> _STATED EXERCISE_
Transcribe the material verbatim in full; the pictures do not belong in the copy.

+++ STORED DATA

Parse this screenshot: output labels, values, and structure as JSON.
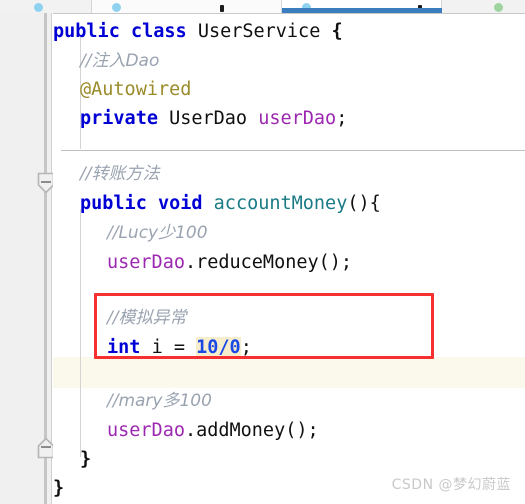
{
  "app": {
    "name": "java-code-editor",
    "accent_color": "#3b7ebf",
    "background": "#ffffff",
    "gutter_color": "#f0f0f0"
  },
  "tabbar": {
    "name": "editor-tab-strip",
    "active_tab_index": 2,
    "tabs": [
      {
        "label": "",
        "icon": "file-icon",
        "active": false
      },
      {
        "label": "",
        "icon": "class-icon",
        "active": false
      },
      {
        "label": "",
        "icon": "class-icon",
        "active": true
      },
      {
        "label": "",
        "icon": "interface-icon",
        "active": false
      }
    ]
  },
  "gutter": {
    "name": "editor-gutter",
    "fold_markers": [
      {
        "type": "fold-collapse-icon",
        "state": "expanded",
        "line": 6
      },
      {
        "type": "fold-collapse-icon",
        "state": "expanded",
        "line": 15
      }
    ]
  },
  "annotation": {
    "name": "red-highlight-box",
    "color": "#f63030",
    "covers_lines": [
      11,
      12
    ]
  },
  "highlight": {
    "token": "10/0",
    "background": "#f6edcd",
    "caret_line_background": "#fbf8ec"
  },
  "colors": {
    "keyword": "#0000d4",
    "identifier": "#101010",
    "field": "#9c27b0",
    "method": "#1a7b85",
    "annotation": "#9b8b2a",
    "number": "#1b49e6",
    "comment": "#9aa3b0"
  },
  "code": {
    "language": "java",
    "class_name": "UserService",
    "lines": [
      {
        "n": 1,
        "indent": 0,
        "tokens": [
          {
            "t": "public",
            "c": "kw"
          },
          {
            "t": " ",
            "c": "punc"
          },
          {
            "t": "class",
            "c": "kw"
          },
          {
            "t": " ",
            "c": "punc"
          },
          {
            "t": "UserService",
            "c": "type"
          },
          {
            "t": " ",
            "c": "punc"
          },
          {
            "t": "{",
            "c": "brace"
          }
        ]
      },
      {
        "n": 2,
        "indent": 1,
        "tokens": [
          {
            "t": "//注入Dao",
            "c": "cmt"
          }
        ]
      },
      {
        "n": 3,
        "indent": 1,
        "tokens": [
          {
            "t": "@Autowired",
            "c": "anno"
          }
        ]
      },
      {
        "n": 4,
        "indent": 1,
        "tokens": [
          {
            "t": "private",
            "c": "kw"
          },
          {
            "t": " ",
            "c": "punc"
          },
          {
            "t": "UserDao",
            "c": "type"
          },
          {
            "t": " ",
            "c": "punc"
          },
          {
            "t": "userDao",
            "c": "field"
          },
          {
            "t": ";",
            "c": "punc"
          }
        ]
      },
      {
        "n": 5,
        "indent": 1,
        "tokens": []
      },
      {
        "n": 6,
        "indent": 1,
        "tokens": [
          {
            "t": "//转账方法",
            "c": "cmt"
          }
        ]
      },
      {
        "n": 7,
        "indent": 1,
        "tokens": [
          {
            "t": "public",
            "c": "kw"
          },
          {
            "t": " ",
            "c": "punc"
          },
          {
            "t": "void",
            "c": "kw"
          },
          {
            "t": " ",
            "c": "punc"
          },
          {
            "t": "accountMoney",
            "c": "method"
          },
          {
            "t": "(){",
            "c": "punc"
          }
        ]
      },
      {
        "n": 8,
        "indent": 2,
        "tokens": [
          {
            "t": "//Lucy少100",
            "c": "cmt"
          }
        ]
      },
      {
        "n": 9,
        "indent": 2,
        "tokens": [
          {
            "t": "userDao",
            "c": "field"
          },
          {
            "t": ".",
            "c": "punc"
          },
          {
            "t": "reduceMoney",
            "c": "ident"
          },
          {
            "t": "();",
            "c": "punc"
          }
        ]
      },
      {
        "n": 10,
        "indent": 2,
        "tokens": []
      },
      {
        "n": 11,
        "indent": 2,
        "tokens": [
          {
            "t": "//模拟异常",
            "c": "cmt"
          }
        ]
      },
      {
        "n": 12,
        "indent": 2,
        "tokens": [
          {
            "t": "int",
            "c": "kw"
          },
          {
            "t": " ",
            "c": "punc"
          },
          {
            "t": "i",
            "c": "ident"
          },
          {
            "t": " = ",
            "c": "punc"
          },
          {
            "t": "10",
            "c": "num numhl"
          },
          {
            "t": "/",
            "c": "num numhl"
          },
          {
            "t": "0",
            "c": "num numhl"
          },
          {
            "t": ";",
            "c": "punc"
          }
        ]
      },
      {
        "n": 13,
        "indent": 2,
        "tokens": []
      },
      {
        "n": 14,
        "indent": 2,
        "tokens": [
          {
            "t": "//mary多100",
            "c": "cmt"
          }
        ]
      },
      {
        "n": 15,
        "indent": 2,
        "tokens": [
          {
            "t": "userDao",
            "c": "field"
          },
          {
            "t": ".",
            "c": "punc"
          },
          {
            "t": "addMoney",
            "c": "ident"
          },
          {
            "t": "();",
            "c": "punc"
          }
        ]
      },
      {
        "n": 16,
        "indent": 1,
        "tokens": [
          {
            "t": "}",
            "c": "brace"
          }
        ]
      },
      {
        "n": 17,
        "indent": 0,
        "tokens": [
          {
            "t": "}",
            "c": "brace"
          }
        ]
      }
    ],
    "plain_text": [
      "public class UserService {",
      "    //注入Dao",
      "    @Autowired",
      "    private UserDao userDao;",
      "",
      "    //转账方法",
      "    public void accountMoney(){",
      "        //Lucy少100",
      "        userDao.reduceMoney();",
      "",
      "        //模拟异常",
      "        int i = 10/0;",
      "",
      "        //mary多100",
      "        userDao.addMoney();",
      "    }",
      "}"
    ]
  },
  "watermark": {
    "text": "CSDN @梦幻蔚蓝"
  }
}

++++++

> _SOLUTION BELOW_
Parse this screenshot: output labels, values, and structure as JSON.
{
  "app": {
    "name": "java-code-editor",
    "accent_color": "#3b7ebf",
    "background": "#ffffff",
    "gutter_color": "#f0f0f0"
  },
  "tabbar": {
    "name": "editor-tab-strip",
    "active_tab_index": 2,
    "tabs": [
      {
        "label": "",
        "icon": "file-icon",
        "active": false
      },
      {
        "label": "",
        "icon": "class-icon",
        "active": false
      },
      {
        "label": "",
        "icon": "class-icon",
        "active": true
      },
      {
        "label": "",
        "icon": "interface-icon",
        "active": false
      }
    ]
  },
  "gutter": {
    "name": "editor-gutter",
    "fold_markers": [
      {
        "type": "fold-collapse-icon",
        "state": "expanded",
        "line": 6
      },
      {
        "type": "fold-collapse-icon",
        "state": "expanded",
        "line": 15
      }
    ]
  },
  "annotation": {
    "name": "red-highlight-box",
    "color": "#f63030",
    "covers_lines": [
      11,
      12
    ]
  },
  "highlight": {
    "token": "10/0",
    "background": "#f6edcd",
    "caret_line_background": "#fbf8ec"
  },
  "colors": {
    "keyword": "#0000d4",
    "identifier": "#101010",
    "field": "#9c27b0",
    "method": "#1a7b85",
    "annotation": "#9b8b2a",
    "number": "#1b49e6",
    "comment": "#9aa3b0"
  },
  "code": {
    "language": "java",
    "class_name": "UserService",
    "lines": [
      {
        "n": 1,
        "indent": 0,
        "tokens": [
          {
            "t": "public",
            "c": "kw"
          },
          {
            "t": " ",
            "c": "punc"
          },
          {
            "t": "class",
            "c": "kw"
          },
          {
            "t": " ",
            "c": "punc"
          },
          {
            "t": "UserService",
            "c": "type"
          },
          {
            "t": " ",
            "c": "punc"
          },
          {
            "t": "{",
            "c": "brace"
          }
        ]
      },
      {
        "n": 2,
        "indent": 1,
        "tokens": [
          {
            "t": "//注入Dao",
            "c": "cmt"
          }
        ]
      },
      {
        "n": 3,
        "indent": 1,
        "tokens": [
          {
            "t": "@Autowired",
            "c": "anno"
          }
        ]
      },
      {
        "n": 4,
        "indent": 1,
        "tokens": [
          {
            "t": "private",
            "c": "kw"
          },
          {
            "t": " ",
            "c": "punc"
          },
          {
            "t": "UserDao",
            "c": "type"
          },
          {
            "t": " ",
            "c": "punc"
          },
          {
            "t": "userDao",
            "c": "field"
          },
          {
            "t": ";",
            "c": "punc"
          }
        ]
      },
      {
        "n": 5,
        "indent": 1,
        "tokens": []
      },
      {
        "n": 6,
        "indent": 1,
        "tokens": [
          {
            "t": "//转账方法",
            "c": "cmt"
          }
        ]
      },
      {
        "n": 7,
        "indent": 1,
        "tokens": [
          {
            "t": "public",
            "c": "kw"
          },
          {
            "t": " ",
            "c": "punc"
          },
          {
            "t": "void",
            "c": "kw"
          },
          {
            "t": " ",
            "c": "punc"
          },
          {
            "t": "accountMoney",
            "c": "method"
          },
          {
            "t": "(){",
            "c": "punc"
          }
        ]
      },
      {
        "n": 8,
        "indent": 2,
        "tokens": [
          {
            "t": "//Lucy少100",
            "c": "cmt"
          }
        ]
      },
      {
        "n": 9,
        "indent": 2,
        "tokens": [
          {
            "t": "userDao",
            "c": "field"
          },
          {
            "t": ".",
            "c": "punc"
          },
          {
            "t": "reduceMoney",
            "c": "ident"
          },
          {
            "t": "();",
            "c": "punc"
          }
        ]
      },
      {
        "n": 10,
        "indent": 2,
        "tokens": []
      },
      {
        "n": 11,
        "indent": 2,
        "tokens": [
          {
            "t": "//模拟异常",
            "c": "cmt"
          }
        ]
      },
      {
        "n": 12,
        "indent": 2,
        "tokens": [
          {
            "t": "int",
            "c": "kw"
          },
          {
            "t": " ",
            "c": "punc"
          },
          {
            "t": "i",
            "c": "ident"
          },
          {
            "t": " = ",
            "c": "punc"
          },
          {
            "t": "10",
            "c": "num numhl"
          },
          {
            "t": "/",
            "c": "num numhl"
          },
          {
            "t": "0",
            "c": "num numhl"
          },
          {
            "t": ";",
            "c": "punc"
          }
        ]
      },
      {
        "n": 13,
        "indent": 2,
        "tokens": []
      },
      {
        "n": 14,
        "indent": 2,
        "tokens": [
          {
            "t": "//mary多100",
            "c": "cmt"
          }
        ]
      },
      {
        "n": 15,
        "indent": 2,
        "tokens": [
          {
            "t": "userDao",
            "c": "field"
          },
          {
            "t": ".",
            "c": "punc"
          },
          {
            "t": "addMoney",
            "c": "ident"
          },
          {
            "t": "();",
            "c": "punc"
          }
        ]
      },
      {
        "n": 16,
        "indent": 1,
        "tokens": [
          {
            "t": "}",
            "c": "brace"
          }
        ]
      },
      {
        "n": 17,
        "indent": 0,
        "tokens": [
          {
            "t": "}",
            "c": "brace"
          }
        ]
      }
    ],
    "plain_text": [
      "public class UserService {",
      "    //注入Dao",
      "    @Autowired",
      "    private UserDao userDao;",
      "",
      "    //转账方法",
      "    public void accountMoney(){",
      "        //Lucy少100",
      "        userDao.reduceMoney();",
      "",
      "        //模拟异常",
      "        int i = 10/0;",
      "",
      "        //mary多100",
      "        userDao.addMoney();",
      "    }",
      "}"
    ]
  },
  "watermark": {
    "text": "CSDN @梦幻蔚蓝"
  }
}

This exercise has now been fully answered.